WHAT YOU WILL DO >>
From the listing that follows, extract every line and set it down unaltered.

EXERCISE MATERIAL >>
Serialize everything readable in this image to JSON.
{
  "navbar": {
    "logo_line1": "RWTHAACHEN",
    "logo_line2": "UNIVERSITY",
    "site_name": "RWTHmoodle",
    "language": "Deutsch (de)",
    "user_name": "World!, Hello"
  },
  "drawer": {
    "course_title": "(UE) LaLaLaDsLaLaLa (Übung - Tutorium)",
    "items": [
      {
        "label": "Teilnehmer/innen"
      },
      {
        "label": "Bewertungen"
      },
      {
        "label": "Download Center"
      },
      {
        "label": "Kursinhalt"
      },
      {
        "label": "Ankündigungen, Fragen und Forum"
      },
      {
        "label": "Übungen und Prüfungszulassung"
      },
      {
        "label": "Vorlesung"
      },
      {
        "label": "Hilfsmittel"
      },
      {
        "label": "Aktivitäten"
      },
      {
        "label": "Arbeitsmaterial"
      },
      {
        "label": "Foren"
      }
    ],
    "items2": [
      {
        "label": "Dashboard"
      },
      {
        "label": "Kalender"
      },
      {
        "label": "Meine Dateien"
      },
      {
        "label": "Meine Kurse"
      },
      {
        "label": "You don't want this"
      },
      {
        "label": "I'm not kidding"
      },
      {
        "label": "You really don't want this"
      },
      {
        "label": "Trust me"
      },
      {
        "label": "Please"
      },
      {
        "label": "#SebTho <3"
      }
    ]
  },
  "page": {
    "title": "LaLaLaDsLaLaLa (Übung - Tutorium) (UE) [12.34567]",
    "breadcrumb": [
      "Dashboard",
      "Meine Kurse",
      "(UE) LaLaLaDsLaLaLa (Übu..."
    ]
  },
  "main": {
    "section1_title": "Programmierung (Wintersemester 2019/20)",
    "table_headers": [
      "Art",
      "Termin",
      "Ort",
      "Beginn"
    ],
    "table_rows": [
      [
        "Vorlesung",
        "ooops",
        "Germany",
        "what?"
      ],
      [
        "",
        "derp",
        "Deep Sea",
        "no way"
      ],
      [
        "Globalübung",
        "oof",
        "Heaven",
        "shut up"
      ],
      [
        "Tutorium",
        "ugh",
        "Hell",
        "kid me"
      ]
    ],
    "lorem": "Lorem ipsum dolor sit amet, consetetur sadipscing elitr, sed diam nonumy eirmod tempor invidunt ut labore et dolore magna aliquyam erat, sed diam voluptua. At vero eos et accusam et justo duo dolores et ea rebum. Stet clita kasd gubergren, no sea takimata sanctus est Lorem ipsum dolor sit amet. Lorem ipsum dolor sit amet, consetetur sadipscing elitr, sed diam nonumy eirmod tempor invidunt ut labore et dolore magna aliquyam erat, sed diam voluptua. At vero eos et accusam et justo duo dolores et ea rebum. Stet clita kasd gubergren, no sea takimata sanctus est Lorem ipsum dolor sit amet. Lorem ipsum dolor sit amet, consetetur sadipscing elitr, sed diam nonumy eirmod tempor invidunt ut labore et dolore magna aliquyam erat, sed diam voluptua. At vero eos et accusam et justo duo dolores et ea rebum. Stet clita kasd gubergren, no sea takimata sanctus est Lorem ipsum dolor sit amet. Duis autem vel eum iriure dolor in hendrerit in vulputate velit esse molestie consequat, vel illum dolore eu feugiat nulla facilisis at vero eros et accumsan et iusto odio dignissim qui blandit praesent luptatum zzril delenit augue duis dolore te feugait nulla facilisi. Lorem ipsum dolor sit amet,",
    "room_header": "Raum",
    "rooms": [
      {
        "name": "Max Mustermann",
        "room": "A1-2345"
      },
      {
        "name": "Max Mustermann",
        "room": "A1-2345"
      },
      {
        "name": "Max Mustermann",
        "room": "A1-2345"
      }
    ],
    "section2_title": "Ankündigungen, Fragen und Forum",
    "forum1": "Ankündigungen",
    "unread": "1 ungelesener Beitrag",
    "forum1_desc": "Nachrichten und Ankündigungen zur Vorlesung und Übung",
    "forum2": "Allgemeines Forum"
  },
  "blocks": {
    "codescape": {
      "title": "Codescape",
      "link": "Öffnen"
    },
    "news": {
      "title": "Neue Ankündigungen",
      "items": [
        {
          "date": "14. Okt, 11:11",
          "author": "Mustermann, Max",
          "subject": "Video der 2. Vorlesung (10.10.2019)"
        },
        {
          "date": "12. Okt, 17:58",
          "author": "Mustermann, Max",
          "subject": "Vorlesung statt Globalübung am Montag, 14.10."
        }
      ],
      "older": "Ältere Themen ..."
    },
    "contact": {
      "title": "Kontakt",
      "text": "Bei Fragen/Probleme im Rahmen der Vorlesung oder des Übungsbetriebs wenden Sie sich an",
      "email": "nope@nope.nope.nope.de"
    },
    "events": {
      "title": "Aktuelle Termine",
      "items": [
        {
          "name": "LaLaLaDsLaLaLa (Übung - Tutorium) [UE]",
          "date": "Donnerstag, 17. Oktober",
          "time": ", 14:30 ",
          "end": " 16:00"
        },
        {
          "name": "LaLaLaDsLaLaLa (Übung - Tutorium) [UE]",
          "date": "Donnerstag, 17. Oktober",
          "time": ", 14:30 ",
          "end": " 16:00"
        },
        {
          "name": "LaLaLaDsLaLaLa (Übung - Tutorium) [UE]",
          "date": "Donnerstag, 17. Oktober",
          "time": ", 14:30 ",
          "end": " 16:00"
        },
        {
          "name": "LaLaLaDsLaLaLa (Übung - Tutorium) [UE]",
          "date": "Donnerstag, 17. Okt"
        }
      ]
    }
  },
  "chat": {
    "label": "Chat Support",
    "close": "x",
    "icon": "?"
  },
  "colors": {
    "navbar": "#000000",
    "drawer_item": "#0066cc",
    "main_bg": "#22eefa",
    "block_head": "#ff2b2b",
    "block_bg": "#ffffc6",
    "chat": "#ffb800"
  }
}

REPLY TO THE EXERCISE >>
Serialize everything readable in this image to JSON.
{
  "navbar": {
    "logo_line1": "RWTHAACHEN",
    "logo_line2": "UNIVERSITY",
    "site_name": "RWTHmoodle",
    "language": "Deutsch (de)",
    "user_name": "World!, Hello"
  },
  "drawer": {
    "course_title": "(UE) LaLaLaDsLaLaLa (Übung - Tutorium)",
    "items": [
      {
        "label": "Teilnehmer/innen"
      },
      {
        "label": "Bewertungen"
      },
      {
        "label": "Download Center"
      },
      {
        "label": "Kursinhalt"
      },
      {
        "label": "Ankündigungen, Fragen und Forum"
      },
      {
        "label": "Übungen und Prüfungszulassung"
      },
      {
        "label": "Vorlesung"
      },
      {
        "label": "Hilfsmittel"
      },
      {
        "label": "Aktivitäten"
      },
      {
        "label": "Arbeitsmaterial"
      },
      {
        "label": "Foren"
      }
    ],
    "items2": [
      {
        "label": "Dashboard"
      },
      {
        "label": "Kalender"
      },
      {
        "label": "Meine Dateien"
      },
      {
        "label": "Meine Kurse"
      },
      {
        "label": "You don't want this"
      },
      {
        "label": "I'm not kidding"
      },
      {
        "label": "You really don't want this"
      },
      {
        "label": "Trust me"
      },
      {
        "label": "Please"
      },
      {
        "label": "#SebTho <3"
      }
    ]
  },
  "page": {
    "title": "LaLaLaDsLaLaLa (Übung - Tutorium) (UE) [12.34567]",
    "breadcrumb": [
      "Dashboard",
      "Meine Kurse",
      "(UE) LaLaLaDsLaLaLa (Übu..."
    ]
  },
  "main": {
    "section1_title": "Programmierung (Wintersemester 2019/20)",
    "table_headers": [
      "Art",
      "Termin",
      "Ort",
      "Beginn"
    ],
    "table_rows": [
      [
        "Vorlesung",
        "ooops",
        "Germany",
        "what?"
      ],
      [
        "",
        "derp",
        "Deep Sea",
        "no way"
      ],
      [
        "Globalübung",
        "oof",
        "Heaven",
        "shut up"
      ],
      [
        "Tutorium",
        "ugh",
        "Hell",
        "kid me"
      ]
    ],
    "lorem": "Lorem ipsum dolor sit amet, consetetur sadipscing elitr, sed diam nonumy eirmod tempor invidunt ut labore et dolore magna aliquyam erat, sed diam voluptua. At vero eos et accusam et justo duo dolores et ea rebum. Stet clita kasd gubergren, no sea takimata sanctus est Lorem ipsum dolor sit amet. Lorem ipsum dolor sit amet, consetetur sadipscing elitr, sed diam nonumy eirmod tempor invidunt ut labore et dolore magna aliquyam erat, sed diam voluptua. At vero eos et accusam et justo duo dolores et ea rebum. Stet clita kasd gubergren, no sea takimata sanctus est Lorem ipsum dolor sit amet. Lorem ipsum dolor sit amet, consetetur sadipscing elitr, sed diam nonumy eirmod tempor invidunt ut labore et dolore magna aliquyam erat, sed diam voluptua. At vero eos et accusam et justo duo dolores et ea rebum. Stet clita kasd gubergren, no sea takimata sanctus est Lorem ipsum dolor sit amet. Duis autem vel eum iriure dolor in hendrerit in vulputate velit esse molestie consequat, vel illum dolore eu feugiat nulla facilisis at vero eros et accumsan et iusto odio dignissim qui blandit praesent luptatum zzril delenit augue duis dolore te feugait nulla facilisi. Lorem ipsum dolor sit amet,",
    "room_header": "Raum",
    "rooms": [
      {
        "name": "Max Mustermann",
        "room": "A1-2345"
      },
      {
        "name": "Max Mustermann",
        "room": "A1-2345"
      },
      {
        "name": "Max Mustermann",
        "room": "A1-2345"
      }
    ],
    "section2_title": "Ankündigungen, Fragen und Forum",
    "forum1": "Ankündigungen",
    "unread": "1 ungelesener Beitrag",
    "forum1_desc": "Nachrichten und Ankündigungen zur Vorlesung und Übung",
    "forum2": "Allgemeines Forum"
  },
  "blocks": {
    "codescape": {
      "title": "Codescape",
      "link": "Öffnen"
    },
    "news": {
      "title": "Neue Ankündigungen",
      "items": [
        {
          "date": "14. Okt, 11:11",
          "author": "Mustermann, Max",
          "subject": "Video der 2. Vorlesung (10.10.2019)"
        },
        {
          "date": "12. Okt, 17:58",
          "author": "Mustermann, Max",
          "subject": "Vorlesung statt Globalübung am Montag, 14.10."
        }
      ],
      "older": "Ältere Themen ..."
    },
    "contact": {
      "title": "Kontakt",
      "text": "Bei Fragen/Probleme im Rahmen der Vorlesung oder des Übungsbetriebs wenden Sie sich an",
      "email": "nope@nope.nope.nope.de"
    },
    "events": {
      "title": "Aktuelle Termine",
      "items": [
        {
          "name": "LaLaLaDsLaLaLa (Übung - Tutorium) [UE]",
          "date": "Donnerstag, 17. Oktober",
          "time": ", 14:30 ",
          "end": " 16:00"
        },
        {
          "name": "LaLaLaDsLaLaLa (Übung - Tutorium) [UE]",
          "date": "Donnerstag, 17. Oktober",
          "time": ", 14:30 ",
          "end": " 16:00"
        },
        {
          "name": "LaLaLaDsLaLaLa (Übung - Tutorium) [UE]",
          "date": "Donnerstag, 17. Oktober",
          "time": ", 14:30 ",
          "end": " 16:00"
        },
        {
          "name": "LaLaLaDsLaLaLa (Übung - Tutorium) [UE]",
          "date": "Donnerstag, 17. Okt"
        }
      ]
    }
  },
  "chat": {
    "label": "Chat Support",
    "close": "x",
    "icon": "?"
  },
  "colors": {
    "navbar": "#000000",
    "drawer_item": "#0066cc",
    "main_bg": "#22eefa",
    "block_head": "#ff2b2b",
    "block_bg": "#ffffc6",
    "chat": "#ffb800"
  }
}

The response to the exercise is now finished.